▸ **Extracted entries**
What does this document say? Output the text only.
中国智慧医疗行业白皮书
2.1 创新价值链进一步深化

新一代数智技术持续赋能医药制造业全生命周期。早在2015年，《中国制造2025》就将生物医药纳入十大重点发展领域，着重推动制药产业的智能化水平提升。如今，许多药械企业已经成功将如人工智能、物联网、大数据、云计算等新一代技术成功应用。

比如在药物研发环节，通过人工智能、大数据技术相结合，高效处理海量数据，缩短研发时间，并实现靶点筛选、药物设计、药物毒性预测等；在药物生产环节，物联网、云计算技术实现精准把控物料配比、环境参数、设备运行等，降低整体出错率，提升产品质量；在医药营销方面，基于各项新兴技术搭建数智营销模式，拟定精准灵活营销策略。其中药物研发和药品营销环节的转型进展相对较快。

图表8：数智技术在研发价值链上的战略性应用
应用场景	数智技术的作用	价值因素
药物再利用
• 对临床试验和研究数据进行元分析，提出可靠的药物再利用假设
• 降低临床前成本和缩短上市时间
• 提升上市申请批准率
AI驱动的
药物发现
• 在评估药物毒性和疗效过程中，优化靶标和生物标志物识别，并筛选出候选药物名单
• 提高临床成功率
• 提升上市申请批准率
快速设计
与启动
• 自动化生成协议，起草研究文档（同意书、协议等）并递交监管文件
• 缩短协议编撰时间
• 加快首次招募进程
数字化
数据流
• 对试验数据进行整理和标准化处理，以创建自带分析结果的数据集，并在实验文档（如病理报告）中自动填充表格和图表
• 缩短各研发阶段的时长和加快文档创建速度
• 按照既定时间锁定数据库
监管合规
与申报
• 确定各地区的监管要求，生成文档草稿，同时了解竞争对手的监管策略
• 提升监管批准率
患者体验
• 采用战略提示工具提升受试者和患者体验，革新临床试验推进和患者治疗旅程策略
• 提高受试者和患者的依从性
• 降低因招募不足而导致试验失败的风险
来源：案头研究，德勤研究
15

▸ **Written task**
Output every entry shown above, exactly.

▸ **Task solution**
What does this document say? Output the text only.
中国智慧医疗行业白皮书
2.1 创新价值链进一步深化

新一代数智技术持续赋能医药制造业全生命周期。早在2015年，《中国制造2025》就将生物医药纳入十大重点发展领域，着重推动制药产业的智能化水平提升。如今，许多药械企业已经成功将如人工智能、物联网、大数据、云计算等新一代技术成功应用。

比如在药物研发环节，通过人工智能、大数据技术相结合，高效处理海量数据，缩短研发时间，并实现靶点筛选、药物设计、药物毒性预测等；在药物生产环节，物联网、云计算技术实现精准把控物料配比、环境参数、设备运行等，降低整体出错率，提升产品质量；在医药营销方面，基于各项新兴技术搭建数智营销模式，拟定精准灵活营销策略。其中药物研发和药品营销环节的转型进展相对较快。

图表8：数智技术在研发价值链上的战略性应用
应用场景	数智技术的作用	价值因素
药物再利用
• 对临床试验和研究数据进行元分析，提出可靠的药物再利用假设
• 降低临床前成本和缩短上市时间
• 提升上市申请批准率
AI驱动的
药物发现
• 在评估药物毒性和疗效过程中，优化靶标和生物标志物识别，并筛选出候选药物名单
• 提高临床成功率
• 提升上市申请批准率
快速设计
与启动
• 自动化生成协议，起草研究文档（同意书、协议等）并递交监管文件
• 缩短协议编撰时间
• 加快首次招募进程
数字化
数据流
• 对试验数据进行整理和标准化处理，以创建自带分析结果的数据集，并在实验文档（如病理报告）中自动填充表格和图表
• 缩短各研发阶段的时长和加快文档创建速度
• 按照既定时间锁定数据库
监管合规
与申报
• 确定各地区的监管要求，生成文档草稿，同时了解竞争对手的监管策略
• 提升监管批准率
患者体验
• 采用战略提示工具提升受试者和患者体验，革新临床试验推进和患者治疗旅程策略
• 提高受试者和患者的依从性
• 降低因招募不足而导致试验失败的风险
来源：案头研究，德勤研究
15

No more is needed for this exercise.